Data entries:

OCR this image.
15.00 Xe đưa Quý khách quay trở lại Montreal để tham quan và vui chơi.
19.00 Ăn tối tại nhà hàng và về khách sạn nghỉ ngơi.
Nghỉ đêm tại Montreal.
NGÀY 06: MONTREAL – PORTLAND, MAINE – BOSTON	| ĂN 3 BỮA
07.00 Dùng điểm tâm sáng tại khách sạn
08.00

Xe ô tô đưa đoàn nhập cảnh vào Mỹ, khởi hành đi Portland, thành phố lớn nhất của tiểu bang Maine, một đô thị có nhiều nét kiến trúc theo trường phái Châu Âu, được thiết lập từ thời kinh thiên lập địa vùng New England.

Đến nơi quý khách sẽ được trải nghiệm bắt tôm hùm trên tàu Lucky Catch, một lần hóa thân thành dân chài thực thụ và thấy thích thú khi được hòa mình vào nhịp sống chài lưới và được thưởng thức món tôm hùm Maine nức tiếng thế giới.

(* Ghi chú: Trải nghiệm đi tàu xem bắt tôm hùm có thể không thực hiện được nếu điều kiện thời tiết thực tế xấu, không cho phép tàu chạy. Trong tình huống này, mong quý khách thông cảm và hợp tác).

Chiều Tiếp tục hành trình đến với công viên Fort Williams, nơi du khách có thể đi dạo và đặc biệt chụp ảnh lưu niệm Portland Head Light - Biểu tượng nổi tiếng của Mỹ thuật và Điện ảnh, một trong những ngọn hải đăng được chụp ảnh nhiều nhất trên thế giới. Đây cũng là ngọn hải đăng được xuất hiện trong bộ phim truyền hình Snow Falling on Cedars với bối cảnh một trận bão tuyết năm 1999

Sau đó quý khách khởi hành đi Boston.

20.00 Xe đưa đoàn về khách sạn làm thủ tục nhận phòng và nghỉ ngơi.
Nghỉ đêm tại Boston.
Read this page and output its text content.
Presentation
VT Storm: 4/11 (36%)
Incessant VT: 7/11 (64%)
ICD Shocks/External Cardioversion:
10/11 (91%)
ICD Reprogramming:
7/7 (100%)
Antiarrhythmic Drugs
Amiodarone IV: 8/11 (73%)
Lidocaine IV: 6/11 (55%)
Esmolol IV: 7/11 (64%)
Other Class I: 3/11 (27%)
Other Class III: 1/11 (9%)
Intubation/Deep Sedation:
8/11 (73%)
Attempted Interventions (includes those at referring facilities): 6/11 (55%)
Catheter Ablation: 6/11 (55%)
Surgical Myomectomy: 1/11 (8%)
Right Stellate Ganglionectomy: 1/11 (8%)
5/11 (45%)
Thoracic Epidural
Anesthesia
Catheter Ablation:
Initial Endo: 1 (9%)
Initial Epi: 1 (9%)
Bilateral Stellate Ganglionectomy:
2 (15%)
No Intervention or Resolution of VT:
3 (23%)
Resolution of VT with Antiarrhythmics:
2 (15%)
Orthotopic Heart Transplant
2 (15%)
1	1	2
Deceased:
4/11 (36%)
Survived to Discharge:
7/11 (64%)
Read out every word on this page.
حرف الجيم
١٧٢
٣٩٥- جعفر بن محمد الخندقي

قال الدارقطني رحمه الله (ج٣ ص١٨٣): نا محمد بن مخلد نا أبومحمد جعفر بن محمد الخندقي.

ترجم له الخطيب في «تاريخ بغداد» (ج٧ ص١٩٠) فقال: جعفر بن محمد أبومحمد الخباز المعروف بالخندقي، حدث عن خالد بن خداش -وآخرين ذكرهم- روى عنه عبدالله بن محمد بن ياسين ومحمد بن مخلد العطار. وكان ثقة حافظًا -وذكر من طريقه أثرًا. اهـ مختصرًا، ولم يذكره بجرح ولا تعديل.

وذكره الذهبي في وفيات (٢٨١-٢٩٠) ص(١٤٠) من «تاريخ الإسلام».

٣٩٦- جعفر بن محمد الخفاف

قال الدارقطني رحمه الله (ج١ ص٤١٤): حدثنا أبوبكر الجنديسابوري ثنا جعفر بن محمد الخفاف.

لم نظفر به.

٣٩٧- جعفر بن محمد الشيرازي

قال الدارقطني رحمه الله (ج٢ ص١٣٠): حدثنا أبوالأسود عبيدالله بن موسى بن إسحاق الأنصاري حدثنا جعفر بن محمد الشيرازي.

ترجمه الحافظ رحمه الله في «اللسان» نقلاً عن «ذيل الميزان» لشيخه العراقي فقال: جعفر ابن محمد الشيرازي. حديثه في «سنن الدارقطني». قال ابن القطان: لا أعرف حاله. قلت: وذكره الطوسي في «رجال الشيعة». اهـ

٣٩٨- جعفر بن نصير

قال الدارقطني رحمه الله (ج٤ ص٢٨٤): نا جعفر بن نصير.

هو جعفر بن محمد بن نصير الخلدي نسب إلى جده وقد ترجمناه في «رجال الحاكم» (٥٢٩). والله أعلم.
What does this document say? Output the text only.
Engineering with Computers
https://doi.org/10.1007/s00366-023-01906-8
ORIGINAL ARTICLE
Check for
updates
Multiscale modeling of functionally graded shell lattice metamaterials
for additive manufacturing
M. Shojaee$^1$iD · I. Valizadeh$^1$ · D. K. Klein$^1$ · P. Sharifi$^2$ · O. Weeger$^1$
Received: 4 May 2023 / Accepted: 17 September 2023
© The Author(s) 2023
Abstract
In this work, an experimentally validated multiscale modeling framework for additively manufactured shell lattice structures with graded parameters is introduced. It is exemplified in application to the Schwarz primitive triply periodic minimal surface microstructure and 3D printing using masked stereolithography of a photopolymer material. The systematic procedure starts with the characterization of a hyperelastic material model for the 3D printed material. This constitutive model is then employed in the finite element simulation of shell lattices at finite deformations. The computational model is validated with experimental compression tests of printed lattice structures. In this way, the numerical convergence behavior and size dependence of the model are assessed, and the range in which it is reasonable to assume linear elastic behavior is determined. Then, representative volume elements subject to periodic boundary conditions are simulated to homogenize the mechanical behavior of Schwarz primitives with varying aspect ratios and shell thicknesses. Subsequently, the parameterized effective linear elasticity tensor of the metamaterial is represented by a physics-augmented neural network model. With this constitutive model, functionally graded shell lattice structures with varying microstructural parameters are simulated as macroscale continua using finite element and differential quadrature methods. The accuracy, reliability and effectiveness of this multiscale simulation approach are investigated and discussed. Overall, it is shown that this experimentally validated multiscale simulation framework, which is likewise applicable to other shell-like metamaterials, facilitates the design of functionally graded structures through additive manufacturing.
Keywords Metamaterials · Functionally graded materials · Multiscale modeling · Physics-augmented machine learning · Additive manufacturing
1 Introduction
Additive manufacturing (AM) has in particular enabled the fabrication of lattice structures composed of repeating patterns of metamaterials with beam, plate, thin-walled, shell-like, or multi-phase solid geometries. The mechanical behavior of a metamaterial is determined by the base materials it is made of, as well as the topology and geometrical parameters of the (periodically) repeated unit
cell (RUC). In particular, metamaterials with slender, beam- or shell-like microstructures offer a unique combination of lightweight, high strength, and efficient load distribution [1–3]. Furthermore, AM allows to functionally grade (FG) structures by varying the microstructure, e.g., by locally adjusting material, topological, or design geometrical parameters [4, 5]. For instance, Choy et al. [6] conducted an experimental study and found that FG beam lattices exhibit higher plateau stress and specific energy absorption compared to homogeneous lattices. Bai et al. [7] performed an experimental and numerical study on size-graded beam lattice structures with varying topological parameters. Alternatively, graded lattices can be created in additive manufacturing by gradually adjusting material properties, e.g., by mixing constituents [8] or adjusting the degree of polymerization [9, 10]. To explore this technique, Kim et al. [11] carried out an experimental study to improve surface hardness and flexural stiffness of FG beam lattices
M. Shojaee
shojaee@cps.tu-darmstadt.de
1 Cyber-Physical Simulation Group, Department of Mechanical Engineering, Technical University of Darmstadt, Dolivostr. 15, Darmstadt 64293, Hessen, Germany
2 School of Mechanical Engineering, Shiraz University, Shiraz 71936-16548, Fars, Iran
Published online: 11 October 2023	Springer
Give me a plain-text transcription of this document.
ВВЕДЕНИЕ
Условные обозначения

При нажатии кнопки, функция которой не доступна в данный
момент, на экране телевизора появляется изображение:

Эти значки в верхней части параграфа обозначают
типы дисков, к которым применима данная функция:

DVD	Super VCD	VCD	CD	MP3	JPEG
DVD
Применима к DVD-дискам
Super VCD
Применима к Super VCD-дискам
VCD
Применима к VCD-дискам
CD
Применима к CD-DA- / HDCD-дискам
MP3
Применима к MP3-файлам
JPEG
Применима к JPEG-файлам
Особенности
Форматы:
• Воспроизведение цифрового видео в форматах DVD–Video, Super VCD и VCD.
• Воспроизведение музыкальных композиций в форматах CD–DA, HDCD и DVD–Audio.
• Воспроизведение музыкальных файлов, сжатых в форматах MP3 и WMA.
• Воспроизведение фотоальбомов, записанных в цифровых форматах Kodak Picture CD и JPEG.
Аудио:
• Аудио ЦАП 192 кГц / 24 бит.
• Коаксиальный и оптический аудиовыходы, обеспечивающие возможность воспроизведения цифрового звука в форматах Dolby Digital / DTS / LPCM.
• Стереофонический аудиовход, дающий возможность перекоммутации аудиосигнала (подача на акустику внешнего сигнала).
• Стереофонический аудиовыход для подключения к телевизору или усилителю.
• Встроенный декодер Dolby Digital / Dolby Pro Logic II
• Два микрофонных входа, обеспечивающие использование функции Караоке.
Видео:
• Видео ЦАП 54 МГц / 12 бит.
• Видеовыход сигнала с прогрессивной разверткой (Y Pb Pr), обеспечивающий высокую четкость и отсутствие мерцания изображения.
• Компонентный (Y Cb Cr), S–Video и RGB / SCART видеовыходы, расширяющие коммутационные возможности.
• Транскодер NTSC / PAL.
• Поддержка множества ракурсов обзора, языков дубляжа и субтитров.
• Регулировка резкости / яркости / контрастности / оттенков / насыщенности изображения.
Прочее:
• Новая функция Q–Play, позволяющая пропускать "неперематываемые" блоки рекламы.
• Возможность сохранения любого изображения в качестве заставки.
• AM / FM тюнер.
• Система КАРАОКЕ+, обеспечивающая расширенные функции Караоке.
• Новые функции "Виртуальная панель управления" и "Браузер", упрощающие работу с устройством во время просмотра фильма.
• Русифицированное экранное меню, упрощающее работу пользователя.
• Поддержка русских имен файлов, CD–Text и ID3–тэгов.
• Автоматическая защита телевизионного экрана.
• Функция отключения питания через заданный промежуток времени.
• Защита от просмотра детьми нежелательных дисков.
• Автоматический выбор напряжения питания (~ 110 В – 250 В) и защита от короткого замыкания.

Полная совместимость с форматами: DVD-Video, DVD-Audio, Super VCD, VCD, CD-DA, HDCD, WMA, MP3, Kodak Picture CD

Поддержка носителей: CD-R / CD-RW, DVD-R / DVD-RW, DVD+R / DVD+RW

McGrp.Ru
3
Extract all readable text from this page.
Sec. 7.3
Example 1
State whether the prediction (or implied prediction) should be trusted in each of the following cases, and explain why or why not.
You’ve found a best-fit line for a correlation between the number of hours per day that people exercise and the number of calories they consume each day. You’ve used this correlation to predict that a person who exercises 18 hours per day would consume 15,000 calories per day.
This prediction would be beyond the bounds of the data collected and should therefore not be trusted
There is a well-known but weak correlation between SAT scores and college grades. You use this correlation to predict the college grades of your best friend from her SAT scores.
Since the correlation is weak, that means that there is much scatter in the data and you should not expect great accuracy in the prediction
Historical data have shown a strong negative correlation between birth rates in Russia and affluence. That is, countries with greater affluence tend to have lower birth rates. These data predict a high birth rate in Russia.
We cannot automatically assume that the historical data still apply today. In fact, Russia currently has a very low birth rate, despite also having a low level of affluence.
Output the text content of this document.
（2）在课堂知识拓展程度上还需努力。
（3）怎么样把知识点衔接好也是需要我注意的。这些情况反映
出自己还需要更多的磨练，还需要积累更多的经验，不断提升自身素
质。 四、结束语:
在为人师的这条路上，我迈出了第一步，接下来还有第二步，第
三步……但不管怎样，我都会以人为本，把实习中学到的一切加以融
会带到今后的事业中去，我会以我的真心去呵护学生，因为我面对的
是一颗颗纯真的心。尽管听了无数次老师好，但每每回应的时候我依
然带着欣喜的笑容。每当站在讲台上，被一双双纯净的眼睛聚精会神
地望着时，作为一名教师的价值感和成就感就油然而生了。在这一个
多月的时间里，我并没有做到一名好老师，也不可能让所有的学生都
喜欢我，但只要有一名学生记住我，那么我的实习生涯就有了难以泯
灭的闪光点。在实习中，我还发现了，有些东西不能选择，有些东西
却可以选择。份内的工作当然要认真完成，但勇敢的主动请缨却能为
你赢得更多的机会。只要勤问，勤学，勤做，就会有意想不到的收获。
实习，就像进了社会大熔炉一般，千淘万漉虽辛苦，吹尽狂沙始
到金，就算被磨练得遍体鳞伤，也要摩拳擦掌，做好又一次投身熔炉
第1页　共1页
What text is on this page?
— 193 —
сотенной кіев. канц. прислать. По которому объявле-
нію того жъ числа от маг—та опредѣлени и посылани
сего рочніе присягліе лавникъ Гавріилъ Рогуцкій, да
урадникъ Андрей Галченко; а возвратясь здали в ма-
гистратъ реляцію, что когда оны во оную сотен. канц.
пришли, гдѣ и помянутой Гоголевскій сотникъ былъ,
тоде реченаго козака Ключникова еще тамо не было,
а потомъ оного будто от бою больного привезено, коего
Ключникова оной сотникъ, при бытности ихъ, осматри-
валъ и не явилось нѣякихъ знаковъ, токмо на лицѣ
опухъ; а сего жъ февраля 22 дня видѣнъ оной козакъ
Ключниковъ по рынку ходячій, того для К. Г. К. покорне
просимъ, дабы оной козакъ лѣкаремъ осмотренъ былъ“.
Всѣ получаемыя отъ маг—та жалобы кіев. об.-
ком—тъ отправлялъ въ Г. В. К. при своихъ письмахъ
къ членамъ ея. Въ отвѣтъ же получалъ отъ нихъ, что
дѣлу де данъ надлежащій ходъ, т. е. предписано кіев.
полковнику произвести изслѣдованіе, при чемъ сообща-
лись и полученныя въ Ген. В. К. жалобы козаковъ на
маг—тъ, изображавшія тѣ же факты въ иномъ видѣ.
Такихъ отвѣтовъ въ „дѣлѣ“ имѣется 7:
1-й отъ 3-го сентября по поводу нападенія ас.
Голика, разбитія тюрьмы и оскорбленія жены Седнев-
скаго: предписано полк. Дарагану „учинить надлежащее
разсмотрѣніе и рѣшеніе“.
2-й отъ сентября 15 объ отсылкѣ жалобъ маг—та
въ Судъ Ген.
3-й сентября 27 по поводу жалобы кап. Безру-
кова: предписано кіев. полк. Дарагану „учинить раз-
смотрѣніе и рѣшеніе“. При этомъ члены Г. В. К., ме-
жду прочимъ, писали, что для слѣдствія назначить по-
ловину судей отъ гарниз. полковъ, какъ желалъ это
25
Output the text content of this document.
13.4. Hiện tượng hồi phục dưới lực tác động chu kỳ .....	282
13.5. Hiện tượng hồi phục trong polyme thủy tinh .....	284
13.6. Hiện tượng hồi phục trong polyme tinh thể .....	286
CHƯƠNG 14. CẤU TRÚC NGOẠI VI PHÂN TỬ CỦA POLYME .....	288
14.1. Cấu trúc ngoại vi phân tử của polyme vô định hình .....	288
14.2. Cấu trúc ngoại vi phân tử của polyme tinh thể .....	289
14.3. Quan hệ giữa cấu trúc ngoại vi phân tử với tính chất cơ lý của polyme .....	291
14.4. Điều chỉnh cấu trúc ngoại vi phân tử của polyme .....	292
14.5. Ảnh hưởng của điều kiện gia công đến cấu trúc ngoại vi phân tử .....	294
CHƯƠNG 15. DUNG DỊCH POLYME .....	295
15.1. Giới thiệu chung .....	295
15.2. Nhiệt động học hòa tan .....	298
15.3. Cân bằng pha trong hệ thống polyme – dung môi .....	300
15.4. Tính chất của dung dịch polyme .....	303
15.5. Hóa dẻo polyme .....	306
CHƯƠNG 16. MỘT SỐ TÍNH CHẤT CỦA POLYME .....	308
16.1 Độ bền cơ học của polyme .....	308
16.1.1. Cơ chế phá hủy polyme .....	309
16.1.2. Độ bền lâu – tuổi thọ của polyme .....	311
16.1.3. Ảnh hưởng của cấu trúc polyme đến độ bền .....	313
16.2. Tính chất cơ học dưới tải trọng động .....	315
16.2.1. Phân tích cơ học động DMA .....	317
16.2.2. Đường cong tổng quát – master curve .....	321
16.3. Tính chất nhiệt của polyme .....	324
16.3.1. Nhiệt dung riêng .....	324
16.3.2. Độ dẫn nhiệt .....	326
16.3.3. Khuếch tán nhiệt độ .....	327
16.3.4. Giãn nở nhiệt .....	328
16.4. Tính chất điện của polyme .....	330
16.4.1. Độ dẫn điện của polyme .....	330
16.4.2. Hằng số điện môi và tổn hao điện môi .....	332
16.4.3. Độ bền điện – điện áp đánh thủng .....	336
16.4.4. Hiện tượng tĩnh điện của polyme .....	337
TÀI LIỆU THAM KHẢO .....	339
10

What is needed: Go through the records and pull out each line that includes the word "оной".

Exercise response:
Ключникова оной сотникъ, при бытности ихъ, осматри-
опухъ; а сего жъ февраля 22 дня видѣнъ оной козакъ
просимъ, дабы оной козакъ лѣкаремъ осмотренъ былъ“.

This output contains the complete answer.